Task brief:
Write out each record again exactly as it stands.

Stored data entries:
>> Start
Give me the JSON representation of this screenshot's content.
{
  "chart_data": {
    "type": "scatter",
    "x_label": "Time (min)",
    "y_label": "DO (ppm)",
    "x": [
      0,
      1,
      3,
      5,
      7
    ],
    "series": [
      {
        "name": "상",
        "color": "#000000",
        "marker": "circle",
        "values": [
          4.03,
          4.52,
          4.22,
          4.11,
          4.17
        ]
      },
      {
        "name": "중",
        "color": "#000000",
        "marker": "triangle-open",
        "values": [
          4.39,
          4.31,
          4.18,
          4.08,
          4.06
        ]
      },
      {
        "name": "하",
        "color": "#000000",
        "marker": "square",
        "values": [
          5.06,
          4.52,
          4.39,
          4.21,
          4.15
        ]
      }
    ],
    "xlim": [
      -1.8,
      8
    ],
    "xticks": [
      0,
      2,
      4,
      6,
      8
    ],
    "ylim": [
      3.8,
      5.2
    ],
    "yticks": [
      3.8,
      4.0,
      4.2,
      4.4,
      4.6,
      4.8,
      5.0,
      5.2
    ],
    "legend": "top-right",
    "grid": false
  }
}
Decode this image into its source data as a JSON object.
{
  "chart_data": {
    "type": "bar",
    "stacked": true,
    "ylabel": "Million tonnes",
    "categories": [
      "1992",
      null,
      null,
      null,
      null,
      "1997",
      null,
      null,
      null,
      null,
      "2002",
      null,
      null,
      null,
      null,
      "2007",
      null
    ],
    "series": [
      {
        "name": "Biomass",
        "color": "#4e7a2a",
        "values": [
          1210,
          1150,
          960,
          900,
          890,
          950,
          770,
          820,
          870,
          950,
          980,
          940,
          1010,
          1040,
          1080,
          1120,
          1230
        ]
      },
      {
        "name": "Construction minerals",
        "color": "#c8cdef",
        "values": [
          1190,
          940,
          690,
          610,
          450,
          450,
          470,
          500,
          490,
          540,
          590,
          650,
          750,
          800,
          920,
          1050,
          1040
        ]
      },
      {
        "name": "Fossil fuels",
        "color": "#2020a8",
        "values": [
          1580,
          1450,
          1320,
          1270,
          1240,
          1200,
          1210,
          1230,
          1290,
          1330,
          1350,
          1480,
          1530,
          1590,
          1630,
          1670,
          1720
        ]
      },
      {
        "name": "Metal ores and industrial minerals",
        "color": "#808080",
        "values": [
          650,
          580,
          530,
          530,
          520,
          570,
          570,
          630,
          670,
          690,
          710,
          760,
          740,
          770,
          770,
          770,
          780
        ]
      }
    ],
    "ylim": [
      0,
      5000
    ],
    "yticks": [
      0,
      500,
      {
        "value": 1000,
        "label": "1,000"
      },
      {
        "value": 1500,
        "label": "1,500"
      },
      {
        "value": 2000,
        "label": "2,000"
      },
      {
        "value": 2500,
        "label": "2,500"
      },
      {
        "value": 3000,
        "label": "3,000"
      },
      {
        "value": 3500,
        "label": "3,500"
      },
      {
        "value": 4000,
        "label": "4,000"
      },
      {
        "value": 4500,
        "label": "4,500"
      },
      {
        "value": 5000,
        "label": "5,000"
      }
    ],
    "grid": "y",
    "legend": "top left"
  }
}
>> End
Task output:
Give me the JSON representation of this screenshot's content.
{
  "chart_data": {
    "type": "scatter",
    "x_label": "Time (min)",
    "y_label": "DO (ppm)",
    "x": [
      0,
      1,
      3,
      5,
      7
    ],
    "series": [
      {
        "name": "상",
        "color": "#000000",
        "marker": "circle",
        "values": [
          4.03,
          4.52,
          4.22,
          4.11,
          4.17
        ]
      },
      {
        "name": "중",
        "color": "#000000",
        "marker": "triangle-open",
        "values": [
          4.39,
          4.31,
          4.18,
          4.08,
          4.06
        ]
      },
      {
        "name": "하",
        "color": "#000000",
        "marker": "square",
        "values": [
          5.06,
          4.52,
          4.39,
          4.21,
          4.15
        ]
      }
    ],
    "xlim": [
      -1.8,
      8
    ],
    "xticks": [
      0,
      2,
      4,
      6,
      8
    ],
    "ylim": [
      3.8,
      5.2
    ],
    "yticks": [
      3.8,
      4.0,
      4.2,
      4.4,
      4.6,
      4.8,
      5.0,
      5.2
    ],
    "legend": "top-right",
    "grid": false
  }
}
Decode this image into its source data as a JSON object.
{
  "chart_data": {
    "type": "bar",
    "stacked": true,
    "ylabel": "Million tonnes",
    "categories": [
      "1992",
      null,
      null,
      null,
      null,
      "1997",
      null,
      null,
      null,
      null,
      "2002",
      null,
      null,
      null,
      null,
      "2007",
      null
    ],
    "series": [
      {
        "name": "Biomass",
        "color": "#4e7a2a",
        "values": [
          1210,
          1150,
          960,
          900,
          890,
          950,
          770,
          820,
          870,
          950,
          980,
          940,
          1010,
          1040,
          1080,
          1120,
          1230
        ]
      },
      {
        "name": "Construction minerals",
        "color": "#c8cdef",
        "values": [
          1190,
          940,
          690,
          610,
          450,
          450,
          470,
          500,
          490,
          540,
          590,
          650,
          750,
          800,
          920,
          1050,
          1040
        ]
      },
      {
        "name": "Fossil fuels",
        "color": "#2020a8",
        "values": [
          1580,
          1450,
          1320,
          1270,
          1240,
          1200,
          1210,
          1230,
          1290,
          1330,
          1350,
          1480,
          1530,
          1590,
          1630,
          1670,
          1720
        ]
      },
      {
        "name": "Metal ores and industrial minerals",
        "color": "#808080",
        "values": [
          650,
          580,
          530,
          530,
          520,
          570,
          570,
          630,
          670,
          690,
          710,
          760,
          740,
          770,
          770,
          770,
          780
        ]
      }
    ],
    "ylim": [
      0,
      5000
    ],
    "yticks": [
      0,
      500,
      {
        "value": 1000,
        "label": "1,000"
      },
      {
        "value": 1500,
        "label": "1,500"
      },
      {
        "value": 2000,
        "label": "2,000"
      },
      {
        "value": 2500,
        "label": "2,500"
      },
      {
        "value": 3000,
        "label": "3,000"
      },
      {
        "value": 3500,
        "label": "3,500"
      },
      {
        "value": 4000,
        "label": "4,000"
      },
      {
        "value": 4500,
        "label": "4,500"
      },
      {
        "value": 5000,
        "label": "5,000"
      }
    ],
    "grid": "y",
    "legend": "top left"
  }
}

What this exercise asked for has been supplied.